>>>>>

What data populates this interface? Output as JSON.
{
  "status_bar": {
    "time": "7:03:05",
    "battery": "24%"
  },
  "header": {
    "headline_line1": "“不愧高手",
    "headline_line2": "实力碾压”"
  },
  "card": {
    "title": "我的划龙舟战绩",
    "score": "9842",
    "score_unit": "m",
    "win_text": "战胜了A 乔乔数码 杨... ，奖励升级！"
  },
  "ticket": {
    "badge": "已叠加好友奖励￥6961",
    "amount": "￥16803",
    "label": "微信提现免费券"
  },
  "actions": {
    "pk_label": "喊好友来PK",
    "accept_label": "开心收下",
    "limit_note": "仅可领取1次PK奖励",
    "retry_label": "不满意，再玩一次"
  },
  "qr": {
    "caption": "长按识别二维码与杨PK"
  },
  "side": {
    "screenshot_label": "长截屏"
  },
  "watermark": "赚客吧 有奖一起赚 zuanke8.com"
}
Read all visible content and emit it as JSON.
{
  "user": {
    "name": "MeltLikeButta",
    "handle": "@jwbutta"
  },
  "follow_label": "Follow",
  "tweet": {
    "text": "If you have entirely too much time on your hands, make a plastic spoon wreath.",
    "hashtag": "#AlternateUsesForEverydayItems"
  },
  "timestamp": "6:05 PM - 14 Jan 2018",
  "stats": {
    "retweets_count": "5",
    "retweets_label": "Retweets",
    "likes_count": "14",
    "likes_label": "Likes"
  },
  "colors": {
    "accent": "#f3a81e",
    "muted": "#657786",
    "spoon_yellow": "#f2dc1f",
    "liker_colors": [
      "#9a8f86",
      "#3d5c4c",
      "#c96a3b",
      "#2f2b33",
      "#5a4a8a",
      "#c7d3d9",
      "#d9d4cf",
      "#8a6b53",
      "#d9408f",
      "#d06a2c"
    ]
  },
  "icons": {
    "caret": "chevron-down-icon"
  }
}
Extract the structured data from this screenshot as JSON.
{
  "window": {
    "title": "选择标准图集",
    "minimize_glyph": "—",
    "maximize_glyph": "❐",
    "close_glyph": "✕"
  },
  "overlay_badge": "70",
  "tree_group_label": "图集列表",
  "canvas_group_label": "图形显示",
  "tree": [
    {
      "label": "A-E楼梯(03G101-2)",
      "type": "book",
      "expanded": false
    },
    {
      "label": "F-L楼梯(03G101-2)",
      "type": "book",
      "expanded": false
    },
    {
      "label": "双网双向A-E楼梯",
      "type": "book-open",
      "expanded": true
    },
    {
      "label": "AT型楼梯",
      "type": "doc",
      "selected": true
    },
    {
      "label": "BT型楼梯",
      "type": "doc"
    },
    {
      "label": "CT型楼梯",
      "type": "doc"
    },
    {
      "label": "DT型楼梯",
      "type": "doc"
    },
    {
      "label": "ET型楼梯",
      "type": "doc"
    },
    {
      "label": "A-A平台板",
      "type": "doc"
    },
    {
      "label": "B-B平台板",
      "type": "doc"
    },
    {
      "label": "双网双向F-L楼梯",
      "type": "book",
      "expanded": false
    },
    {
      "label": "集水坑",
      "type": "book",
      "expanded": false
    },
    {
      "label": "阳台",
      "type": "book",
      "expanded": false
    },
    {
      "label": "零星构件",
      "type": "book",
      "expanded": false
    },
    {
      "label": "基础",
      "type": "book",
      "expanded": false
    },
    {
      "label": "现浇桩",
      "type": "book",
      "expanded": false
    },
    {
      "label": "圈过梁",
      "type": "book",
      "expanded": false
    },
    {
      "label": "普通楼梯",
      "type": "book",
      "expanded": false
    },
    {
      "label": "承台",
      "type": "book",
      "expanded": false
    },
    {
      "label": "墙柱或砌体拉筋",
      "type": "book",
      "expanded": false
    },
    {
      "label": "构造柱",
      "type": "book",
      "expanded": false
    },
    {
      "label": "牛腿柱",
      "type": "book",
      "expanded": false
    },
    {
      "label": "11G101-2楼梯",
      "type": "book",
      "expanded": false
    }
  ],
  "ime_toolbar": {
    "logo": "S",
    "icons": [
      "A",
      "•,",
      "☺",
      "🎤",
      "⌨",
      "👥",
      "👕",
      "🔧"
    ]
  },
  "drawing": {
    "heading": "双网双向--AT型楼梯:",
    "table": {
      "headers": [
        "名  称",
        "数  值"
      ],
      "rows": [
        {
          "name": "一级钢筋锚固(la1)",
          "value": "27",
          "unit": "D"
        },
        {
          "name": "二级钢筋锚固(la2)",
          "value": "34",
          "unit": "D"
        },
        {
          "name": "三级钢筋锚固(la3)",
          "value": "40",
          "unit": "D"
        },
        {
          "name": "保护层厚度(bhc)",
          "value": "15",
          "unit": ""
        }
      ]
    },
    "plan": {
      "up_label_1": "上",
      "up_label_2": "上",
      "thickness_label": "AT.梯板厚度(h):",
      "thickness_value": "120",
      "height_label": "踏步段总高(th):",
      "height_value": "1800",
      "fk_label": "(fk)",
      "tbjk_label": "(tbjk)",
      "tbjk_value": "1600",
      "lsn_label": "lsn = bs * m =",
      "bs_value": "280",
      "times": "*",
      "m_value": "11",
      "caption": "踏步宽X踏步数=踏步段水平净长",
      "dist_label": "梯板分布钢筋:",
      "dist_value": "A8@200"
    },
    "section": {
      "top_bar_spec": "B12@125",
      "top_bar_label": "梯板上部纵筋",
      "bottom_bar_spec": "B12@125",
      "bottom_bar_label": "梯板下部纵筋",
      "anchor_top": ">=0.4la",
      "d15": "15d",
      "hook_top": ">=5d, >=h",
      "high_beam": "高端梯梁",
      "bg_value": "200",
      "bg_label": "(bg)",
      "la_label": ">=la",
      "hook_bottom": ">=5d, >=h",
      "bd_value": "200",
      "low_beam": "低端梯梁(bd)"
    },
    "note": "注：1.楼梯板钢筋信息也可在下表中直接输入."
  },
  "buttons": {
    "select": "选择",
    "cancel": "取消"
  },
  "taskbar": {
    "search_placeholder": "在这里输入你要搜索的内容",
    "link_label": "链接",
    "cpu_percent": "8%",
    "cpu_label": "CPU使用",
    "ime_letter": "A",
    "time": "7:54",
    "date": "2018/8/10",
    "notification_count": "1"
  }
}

<<<<<

What is being asked: From the records, copy every line that has the string "name" in it.

Solution to the exercise:
    "name": "MeltLikeButta",
          "name": "一级钢筋锚固(la1)",
          "name": "二级钢筋锚固(la2)",
          "name": "三级钢筋锚固(la3)",
          "name": "保护层厚度(bhc)",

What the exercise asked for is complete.